What you are asked to do – Repeat every line of the data exactly, but not the pictures.

-.-.-

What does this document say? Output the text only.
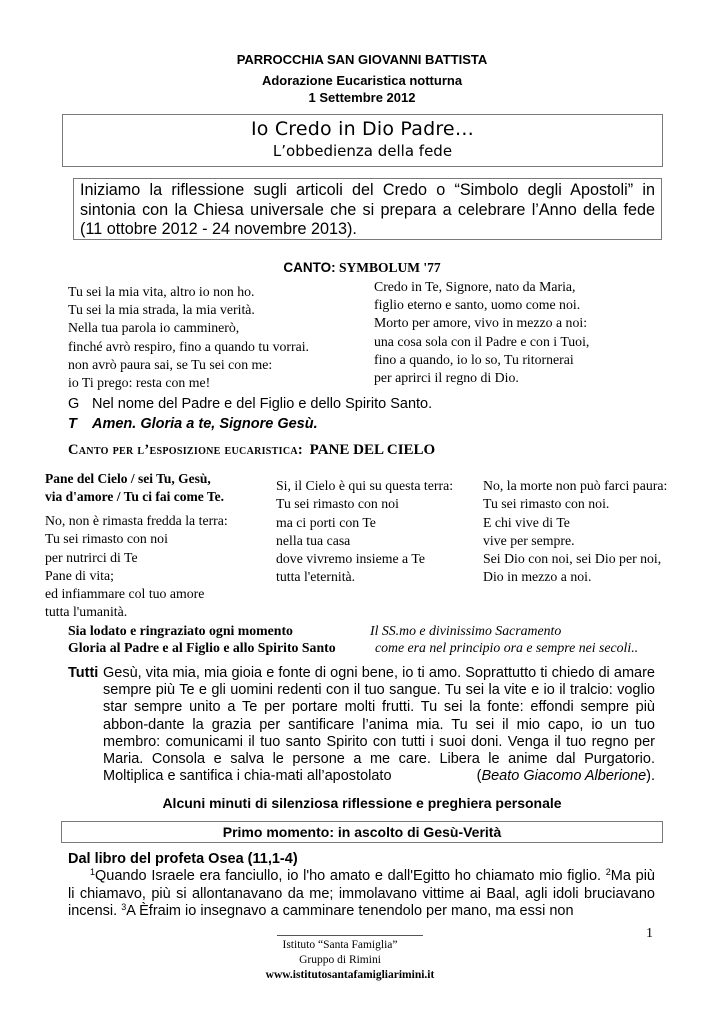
PARROCCHIA SAN GIOVANNI BATTISTA
Adorazione Eucaristica notturna
1 Settembre 2012
Io Credo in Dio Padre…
L’obbedienza della fede
Iniziamo la riflessione sugli articoli del Credo o “Simbolo degli Apostoli” in sintonia con la Chiesa universale che si prepara a celebrare l’Anno della fede (11 ottobre 2012 - 24 novembre 2013).
CANTO: SYMBOLUM '77
Tu sei la mia vita, altro io non ho.
Tu sei la mia strada, la mia verità.
Nella tua parola io camminerò,
finché avrò respiro, fino a quando tu vorrai.
non avrò paura sai, se Tu sei con me:
io Ti prego: resta con me!
Credo in Te, Signore, nato da Maria,
figlio eterno e santo, uomo come noi.
Morto per amore, vivo in mezzo a noi:
una cosa sola con il Padre e con i Tuoi,
fino a quando, io lo so, Tu ritornerai
per aprirci il regno di Dio.
G Nel nome del Padre e del Figlio e dello Spirito Santo.
T Amen. Gloria a te, Signore Gesù.
Canto per l’esposizione eucaristica: PANE DEL CIELO
Pane del Cielo / sei Tu, Gesù,
via d'amore / Tu ci fai come Te.
No, non è rimasta fredda la terra:
Tu sei rimasto con noi
per nutrirci di Te
Pane di vita;
ed infiammare col tuo amore
tutta l'umanità.
Si, il Cielo è qui su questa terra:
Tu sei rimasto con noi
ma ci porti con Te
nella tua casa
dove vivremo insieme a Te
tutta l'eternità.
No, la morte non può farci paura:
Tu sei rimasto con noi.
E chi vive di Te
vive per sempre.
Sei Dio con noi, sei Dio per noi,
Dio in mezzo a noi.
Sia lodato e ringraziato ogni momento
Gloria al Padre e al Figlio e allo Spirito Santo
Il SS.mo e divinissimo Sacramento
come era nel principio ora e sempre nei secoli..
Tutti Gesù, vita mia, mia gioia e fonte di ogni bene, io ti amo. Soprattutto ti chiedo di amare sempre più Te e gli uomini redenti con il tuo sangue. Tu sei la vite e io il tralcio: voglio star sempre unito a Te per portare molti frutti. Tu sei la fonte: effondi sempre più abbon-dante la grazia per santificare l’anima mia. Tu sei il mio capo, io un tuo membro: comunicami il tuo santo Spirito con tutti i suoi doni. Venga il tuo regno per Maria. Consola e salva le persone a me care. Libera le anime dal Purgatorio. Moltiplica e santifica i chia-mati all’apostolato	(Beato Giacomo Alberione).
Alcuni minuti di silenziosa riflessione e preghiera personale
Primo momento: in ascolto di Gesù-Verità
Dal libro del profeta Osea (11,1-4)
$^1$Quando Israele era fanciullo, io l'ho amato e dall'Egitto ho chiamato mio figlio. $^2$Ma più li chiamavo, più si allontanavano da me; immolavano vittime ai Baal, agli idoli bruciavano incensi. $^3$A Èfraim io insegnavo a camminare tenendolo per mano, ma essi non
1
Istituto “Santa Famiglia”
Gruppo di Rimini
www.istitutosantafamigliarimini.it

-.-.-

Answer to the task –
What does this document say? Output the text only.
PARROCCHIA SAN GIOVANNI BATTISTA
Adorazione Eucaristica notturna
1 Settembre 2012
Io Credo in Dio Padre…
L’obbedienza della fede
Iniziamo la riflessione sugli articoli del Credo o “Simbolo degli Apostoli” in sintonia con la Chiesa universale che si prepara a celebrare l’Anno della fede (11 ottobre 2012 - 24 novembre 2013).
CANTO: SYMBOLUM '77
Tu sei la mia vita, altro io non ho.
Tu sei la mia strada, la mia verità.
Nella tua parola io camminerò,
finché avrò respiro, fino a quando tu vorrai.
non avrò paura sai, se Tu sei con me:
io Ti prego: resta con me!
Credo in Te, Signore, nato da Maria,
figlio eterno e santo, uomo come noi.
Morto per amore, vivo in mezzo a noi:
una cosa sola con il Padre e con i Tuoi,
fino a quando, io lo so, Tu ritornerai
per aprirci il regno di Dio.
G Nel nome del Padre e del Figlio e dello Spirito Santo.
T Amen. Gloria a te, Signore Gesù.
Canto per l’esposizione eucaristica: PANE DEL CIELO
Pane del Cielo / sei Tu, Gesù,
via d'amore / Tu ci fai come Te.
No, non è rimasta fredda la terra:
Tu sei rimasto con noi
per nutrirci di Te
Pane di vita;
ed infiammare col tuo amore
tutta l'umanità.
Si, il Cielo è qui su questa terra:
Tu sei rimasto con noi
ma ci porti con Te
nella tua casa
dove vivremo insieme a Te
tutta l'eternità.
No, la morte non può farci paura:
Tu sei rimasto con noi.
E chi vive di Te
vive per sempre.
Sei Dio con noi, sei Dio per noi,
Dio in mezzo a noi.
Sia lodato e ringraziato ogni momento
Gloria al Padre e al Figlio e allo Spirito Santo
Il SS.mo e divinissimo Sacramento
come era nel principio ora e sempre nei secoli..
Tutti Gesù, vita mia, mia gioia e fonte di ogni bene, io ti amo. Soprattutto ti chiedo di amare sempre più Te e gli uomini redenti con il tuo sangue. Tu sei la vite e io il tralcio: voglio star sempre unito a Te per portare molti frutti. Tu sei la fonte: effondi sempre più abbon-dante la grazia per santificare l’anima mia. Tu sei il mio capo, io un tuo membro: comunicami il tuo santo Spirito con tutti i suoi doni. Venga il tuo regno per Maria. Consola e salva le persone a me care. Libera le anime dal Purgatorio. Moltiplica e santifica i chia-mati all’apostolato	(Beato Giacomo Alberione).
Alcuni minuti di silenziosa riflessione e preghiera personale
Primo momento: in ascolto di Gesù-Verità
Dal libro del profeta Osea (11,1-4)
$^1$Quando Israele era fanciullo, io l'ho amato e dall'Egitto ho chiamato mio figlio. $^2$Ma più li chiamavo, più si allontanavano da me; immolavano vittime ai Baal, agli idoli bruciavano incensi. $^3$A Èfraim io insegnavo a camminare tenendolo per mano, ma essi non
1
Istituto “Santa Famiglia”
Gruppo di Rimini
www.istitutosantafamigliarimini.it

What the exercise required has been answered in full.